• **Exercise inputs**
══════

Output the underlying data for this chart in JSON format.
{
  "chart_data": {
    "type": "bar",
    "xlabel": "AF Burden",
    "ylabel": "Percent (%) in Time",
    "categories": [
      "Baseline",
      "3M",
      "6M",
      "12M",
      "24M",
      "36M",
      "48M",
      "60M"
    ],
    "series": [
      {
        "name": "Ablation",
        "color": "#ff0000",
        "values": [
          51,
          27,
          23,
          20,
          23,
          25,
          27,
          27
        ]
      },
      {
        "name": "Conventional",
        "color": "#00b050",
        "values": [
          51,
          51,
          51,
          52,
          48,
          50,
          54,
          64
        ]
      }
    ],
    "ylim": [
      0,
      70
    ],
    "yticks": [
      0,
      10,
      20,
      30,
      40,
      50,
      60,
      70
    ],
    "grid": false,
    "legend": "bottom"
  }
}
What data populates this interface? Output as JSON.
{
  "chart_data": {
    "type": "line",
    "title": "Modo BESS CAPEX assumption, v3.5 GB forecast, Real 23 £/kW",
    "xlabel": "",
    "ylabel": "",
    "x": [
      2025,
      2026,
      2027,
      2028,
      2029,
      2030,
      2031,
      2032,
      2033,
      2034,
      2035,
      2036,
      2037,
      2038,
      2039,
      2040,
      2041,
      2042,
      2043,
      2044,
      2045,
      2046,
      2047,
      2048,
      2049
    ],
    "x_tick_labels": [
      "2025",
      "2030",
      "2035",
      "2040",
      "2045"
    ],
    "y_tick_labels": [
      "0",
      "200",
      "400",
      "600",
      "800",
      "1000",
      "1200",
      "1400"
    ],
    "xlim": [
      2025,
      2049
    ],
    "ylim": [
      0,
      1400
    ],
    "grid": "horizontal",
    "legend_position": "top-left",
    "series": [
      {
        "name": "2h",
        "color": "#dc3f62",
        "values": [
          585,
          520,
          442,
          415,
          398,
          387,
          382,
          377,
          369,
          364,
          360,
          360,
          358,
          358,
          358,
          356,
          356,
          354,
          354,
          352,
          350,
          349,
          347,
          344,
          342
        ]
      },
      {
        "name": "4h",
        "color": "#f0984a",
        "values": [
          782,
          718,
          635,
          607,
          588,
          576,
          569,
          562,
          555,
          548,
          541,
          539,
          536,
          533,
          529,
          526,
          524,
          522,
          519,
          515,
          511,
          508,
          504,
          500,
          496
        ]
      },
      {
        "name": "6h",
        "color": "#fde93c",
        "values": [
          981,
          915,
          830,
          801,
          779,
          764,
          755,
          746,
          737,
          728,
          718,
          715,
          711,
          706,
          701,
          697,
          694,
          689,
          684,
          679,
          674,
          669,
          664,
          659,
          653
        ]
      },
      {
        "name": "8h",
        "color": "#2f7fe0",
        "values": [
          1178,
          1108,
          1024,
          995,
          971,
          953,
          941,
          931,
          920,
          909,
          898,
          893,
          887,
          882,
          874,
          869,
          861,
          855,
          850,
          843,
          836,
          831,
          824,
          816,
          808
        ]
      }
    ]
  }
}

══════

• **Set exercise**
Extract every line above exactly as it stands.

• **Output below**
Output the underlying data for this chart in JSON format.
{
  "chart_data": {
    "type": "bar",
    "xlabel": "AF Burden",
    "ylabel": "Percent (%) in Time",
    "categories": [
      "Baseline",
      "3M",
      "6M",
      "12M",
      "24M",
      "36M",
      "48M",
      "60M"
    ],
    "series": [
      {
        "name": "Ablation",
        "color": "#ff0000",
        "values": [
          51,
          27,
          23,
          20,
          23,
          25,
          27,
          27
        ]
      },
      {
        "name": "Conventional",
        "color": "#00b050",
        "values": [
          51,
          51,
          51,
          52,
          48,
          50,
          54,
          64
        ]
      }
    ],
    "ylim": [
      0,
      70
    ],
    "yticks": [
      0,
      10,
      20,
      30,
      40,
      50,
      60,
      70
    ],
    "grid": false,
    "legend": "bottom"
  }
}
What data populates this interface? Output as JSON.
{
  "chart_data": {
    "type": "line",
    "title": "Modo BESS CAPEX assumption, v3.5 GB forecast, Real 23 £/kW",
    "xlabel": "",
    "ylabel": "",
    "x": [
      2025,
      2026,
      2027,
      2028,
      2029,
      2030,
      2031,
      2032,
      2033,
      2034,
      2035,
      2036,
      2037,
      2038,
      2039,
      2040,
      2041,
      2042,
      2043,
      2044,
      2045,
      2046,
      2047,
      2048,
      2049
    ],
    "x_tick_labels": [
      "2025",
      "2030",
      "2035",
      "2040",
      "2045"
    ],
    "y_tick_labels": [
      "0",
      "200",
      "400",
      "600",
      "800",
      "1000",
      "1200",
      "1400"
    ],
    "xlim": [
      2025,
      2049
    ],
    "ylim": [
      0,
      1400
    ],
    "grid": "horizontal",
    "legend_position": "top-left",
    "series": [
      {
        "name": "2h",
        "color": "#dc3f62",
        "values": [
          585,
          520,
          442,
          415,
          398,
          387,
          382,
          377,
          369,
          364,
          360,
          360,
          358,
          358,
          358,
          356,
          356,
          354,
          354,
          352,
          350,
          349,
          347,
          344,
          342
        ]
      },
      {
        "name": "4h",
        "color": "#f0984a",
        "values": [
          782,
          718,
          635,
          607,
          588,
          576,
          569,
          562,
          555,
          548,
          541,
          539,
          536,
          533,
          529,
          526,
          524,
          522,
          519,
          515,
          511,
          508,
          504,
          500,
          496
        ]
      },
      {
        "name": "6h",
        "color": "#fde93c",
        "values": [
          981,
          915,
          830,
          801,
          779,
          764,
          755,
          746,
          737,
          728,
          718,
          715,
          711,
          706,
          701,
          697,
          694,
          689,
          684,
          679,
          674,
          669,
          664,
          659,
          653
        ]
      },
      {
        "name": "8h",
        "color": "#2f7fe0",
        "values": [
          1178,
          1108,
          1024,
          995,
          971,
          953,
          941,
          931,
          920,
          909,
          898,
          893,
          887,
          882,
          874,
          869,
          861,
          855,
          850,
          843,
          836,
          831,
          824,
          816,
          808
        ]
      }
    ]
  }
}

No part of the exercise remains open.